:: REQUEST ::
Every line below that includes "hänen" counts toward the total. Report that total alone.

[Dataset items]
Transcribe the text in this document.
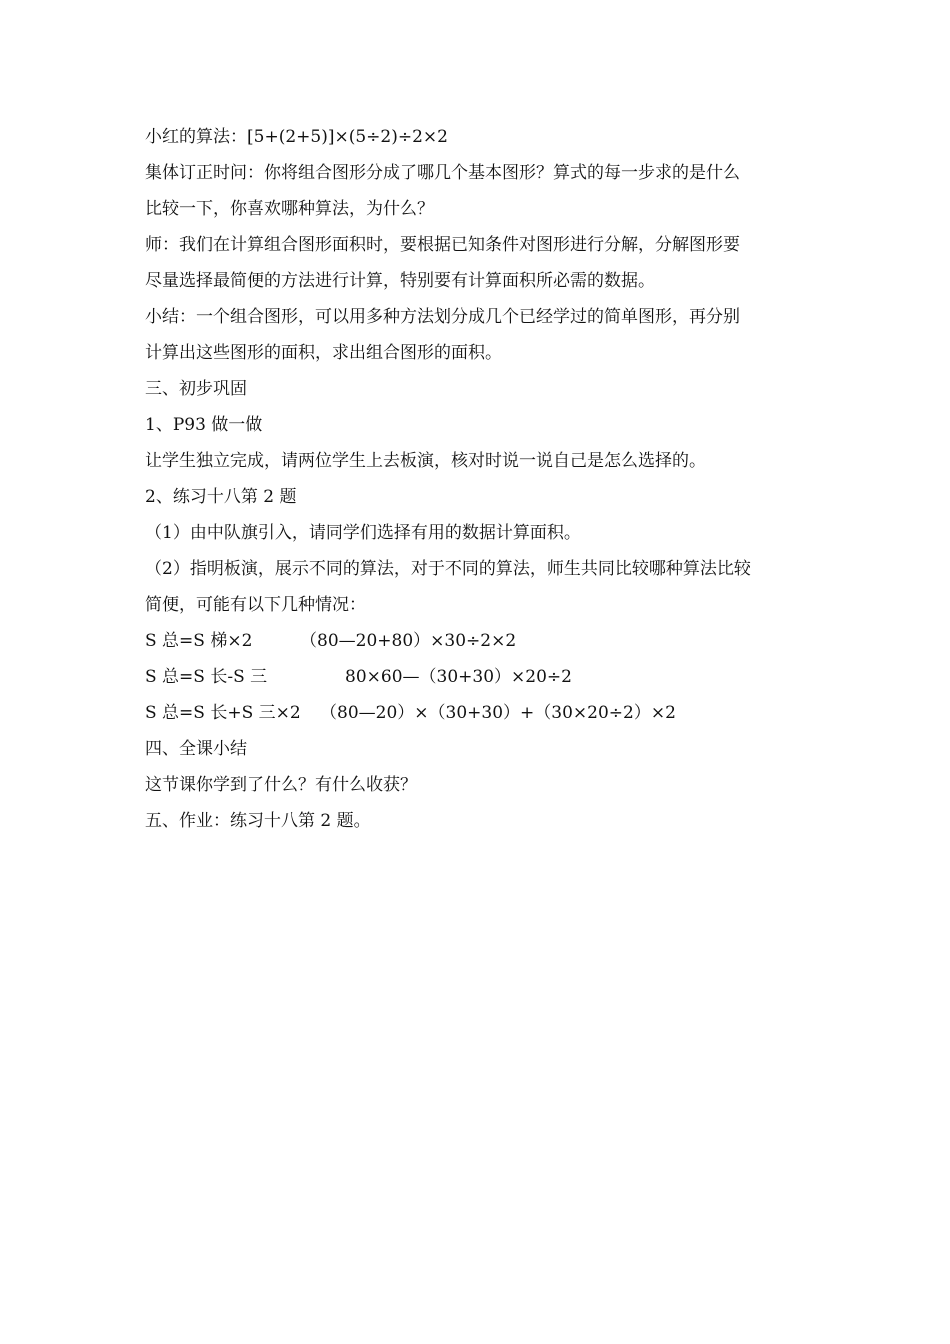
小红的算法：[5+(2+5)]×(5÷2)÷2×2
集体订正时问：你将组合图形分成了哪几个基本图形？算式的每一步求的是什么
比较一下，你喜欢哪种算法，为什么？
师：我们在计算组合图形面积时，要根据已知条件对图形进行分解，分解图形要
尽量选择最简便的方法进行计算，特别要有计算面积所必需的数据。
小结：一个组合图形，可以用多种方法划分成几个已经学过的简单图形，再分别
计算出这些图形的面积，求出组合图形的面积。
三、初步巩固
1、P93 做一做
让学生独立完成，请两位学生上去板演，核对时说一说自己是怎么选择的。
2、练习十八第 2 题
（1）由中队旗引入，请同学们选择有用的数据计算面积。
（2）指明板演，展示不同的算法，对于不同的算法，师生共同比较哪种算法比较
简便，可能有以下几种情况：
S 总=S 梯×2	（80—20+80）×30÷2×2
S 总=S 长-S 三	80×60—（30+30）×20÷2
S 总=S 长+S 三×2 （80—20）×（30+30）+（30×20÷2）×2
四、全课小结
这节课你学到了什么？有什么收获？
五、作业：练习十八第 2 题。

---

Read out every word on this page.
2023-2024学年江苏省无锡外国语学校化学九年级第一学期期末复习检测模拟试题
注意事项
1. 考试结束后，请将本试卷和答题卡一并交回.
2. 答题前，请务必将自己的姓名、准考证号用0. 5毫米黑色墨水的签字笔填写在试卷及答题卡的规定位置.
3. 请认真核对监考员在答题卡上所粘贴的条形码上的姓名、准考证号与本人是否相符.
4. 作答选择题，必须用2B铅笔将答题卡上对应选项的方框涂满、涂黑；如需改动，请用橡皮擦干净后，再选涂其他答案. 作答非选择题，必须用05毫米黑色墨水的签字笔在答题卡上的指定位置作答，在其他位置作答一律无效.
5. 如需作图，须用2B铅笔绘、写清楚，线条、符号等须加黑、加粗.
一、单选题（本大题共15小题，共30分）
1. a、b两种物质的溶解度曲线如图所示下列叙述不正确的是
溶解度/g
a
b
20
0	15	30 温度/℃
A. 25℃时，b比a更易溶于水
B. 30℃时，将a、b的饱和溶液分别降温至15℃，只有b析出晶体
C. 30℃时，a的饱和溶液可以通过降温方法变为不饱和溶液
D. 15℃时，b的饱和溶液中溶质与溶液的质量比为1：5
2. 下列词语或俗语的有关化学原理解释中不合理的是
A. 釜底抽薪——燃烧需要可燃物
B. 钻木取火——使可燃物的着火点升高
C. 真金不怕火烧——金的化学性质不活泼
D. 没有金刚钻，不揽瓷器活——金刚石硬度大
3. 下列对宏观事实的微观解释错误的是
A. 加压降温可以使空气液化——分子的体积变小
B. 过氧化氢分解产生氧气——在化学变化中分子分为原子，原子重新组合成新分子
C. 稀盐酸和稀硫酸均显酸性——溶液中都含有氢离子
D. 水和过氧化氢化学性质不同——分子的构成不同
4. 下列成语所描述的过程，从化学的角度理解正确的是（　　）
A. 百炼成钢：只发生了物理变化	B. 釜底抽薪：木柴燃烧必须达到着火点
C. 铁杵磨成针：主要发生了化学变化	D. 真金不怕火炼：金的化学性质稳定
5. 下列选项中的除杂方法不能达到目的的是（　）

* * *

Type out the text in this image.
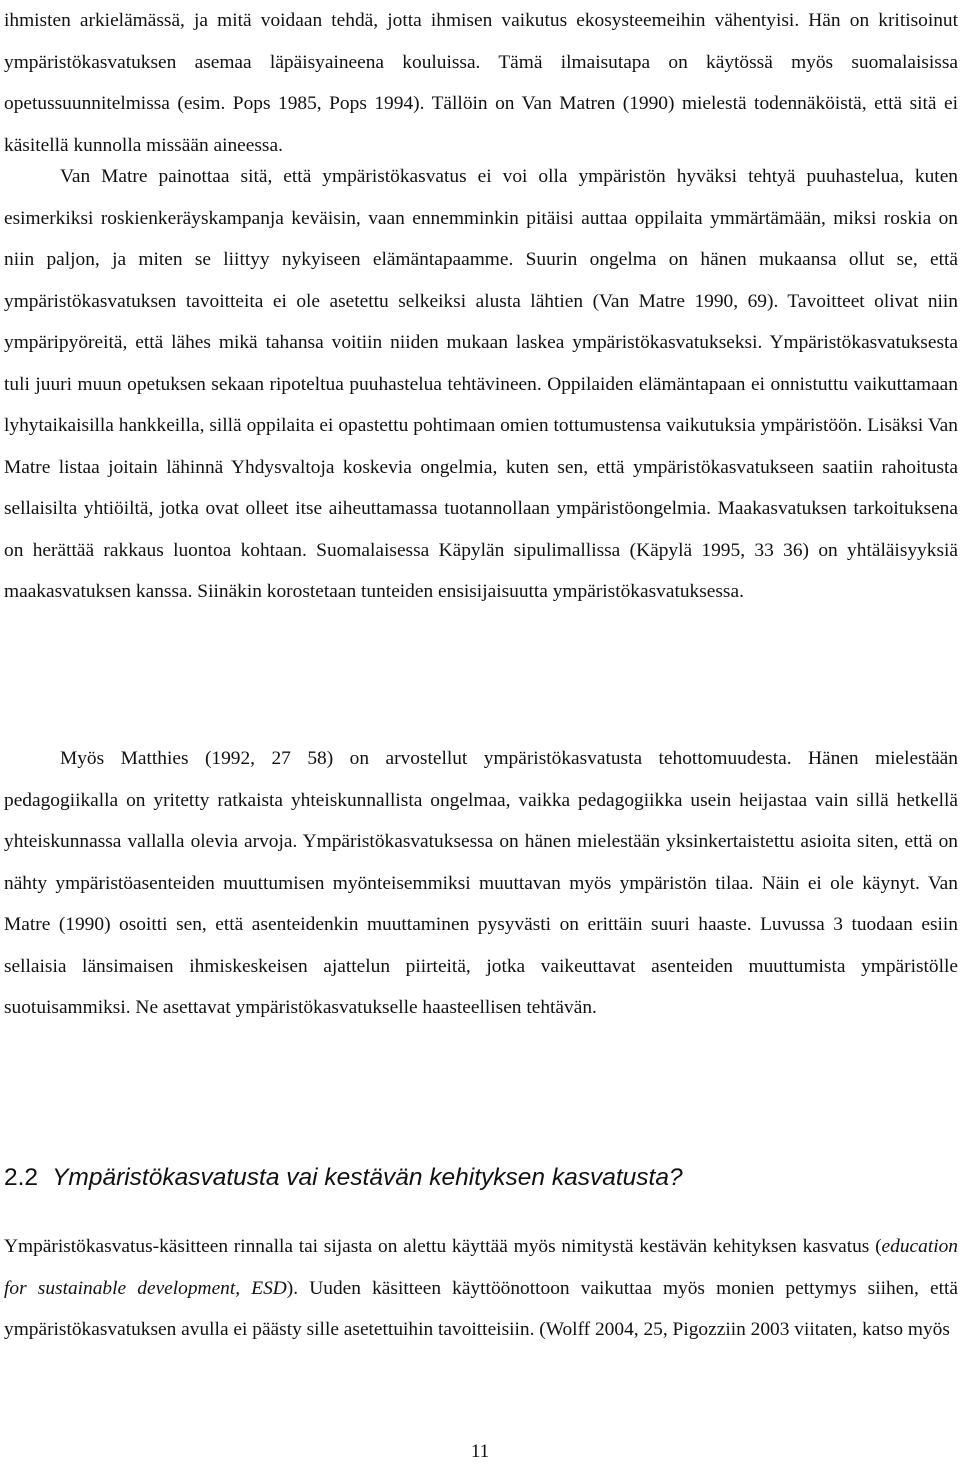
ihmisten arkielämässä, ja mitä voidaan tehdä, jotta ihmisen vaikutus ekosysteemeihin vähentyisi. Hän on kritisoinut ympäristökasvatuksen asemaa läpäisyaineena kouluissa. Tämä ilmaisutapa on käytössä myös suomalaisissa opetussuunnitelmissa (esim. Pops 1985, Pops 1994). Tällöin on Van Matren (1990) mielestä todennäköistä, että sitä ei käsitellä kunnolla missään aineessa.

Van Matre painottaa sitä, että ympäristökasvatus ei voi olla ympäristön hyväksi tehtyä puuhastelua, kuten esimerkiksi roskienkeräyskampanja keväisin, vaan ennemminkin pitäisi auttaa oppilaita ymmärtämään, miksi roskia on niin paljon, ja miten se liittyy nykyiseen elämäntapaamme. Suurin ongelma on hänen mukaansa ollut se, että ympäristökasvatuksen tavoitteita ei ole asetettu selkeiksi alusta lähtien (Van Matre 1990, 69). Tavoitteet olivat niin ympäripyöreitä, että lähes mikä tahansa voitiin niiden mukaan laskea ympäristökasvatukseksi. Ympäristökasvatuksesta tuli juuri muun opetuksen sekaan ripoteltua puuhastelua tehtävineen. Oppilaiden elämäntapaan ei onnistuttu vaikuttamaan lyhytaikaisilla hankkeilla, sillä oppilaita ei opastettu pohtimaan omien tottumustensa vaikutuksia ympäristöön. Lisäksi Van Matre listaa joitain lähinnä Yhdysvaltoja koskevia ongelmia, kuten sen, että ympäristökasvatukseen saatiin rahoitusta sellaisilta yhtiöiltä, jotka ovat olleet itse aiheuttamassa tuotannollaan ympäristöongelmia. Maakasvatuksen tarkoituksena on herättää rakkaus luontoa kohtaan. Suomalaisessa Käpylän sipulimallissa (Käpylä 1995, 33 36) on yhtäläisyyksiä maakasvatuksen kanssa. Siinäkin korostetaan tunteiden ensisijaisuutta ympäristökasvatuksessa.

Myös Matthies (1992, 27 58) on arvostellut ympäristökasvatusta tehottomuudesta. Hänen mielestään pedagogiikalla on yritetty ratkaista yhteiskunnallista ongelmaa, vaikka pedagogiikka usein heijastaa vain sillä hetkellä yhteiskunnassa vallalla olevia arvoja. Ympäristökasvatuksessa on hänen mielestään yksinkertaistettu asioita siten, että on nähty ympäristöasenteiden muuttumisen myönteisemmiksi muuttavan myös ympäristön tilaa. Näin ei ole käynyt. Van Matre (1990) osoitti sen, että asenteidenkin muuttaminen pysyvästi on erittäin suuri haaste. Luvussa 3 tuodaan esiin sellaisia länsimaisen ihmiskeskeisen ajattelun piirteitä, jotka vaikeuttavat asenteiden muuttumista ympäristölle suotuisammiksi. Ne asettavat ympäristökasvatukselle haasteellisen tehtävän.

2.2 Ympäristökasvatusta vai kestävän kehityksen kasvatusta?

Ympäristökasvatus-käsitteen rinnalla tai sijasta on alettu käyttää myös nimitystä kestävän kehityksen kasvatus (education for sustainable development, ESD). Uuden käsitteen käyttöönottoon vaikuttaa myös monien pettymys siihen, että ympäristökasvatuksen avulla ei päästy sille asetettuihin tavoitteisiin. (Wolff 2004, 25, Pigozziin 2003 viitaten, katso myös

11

:: WRITTEN ANSWER ::
2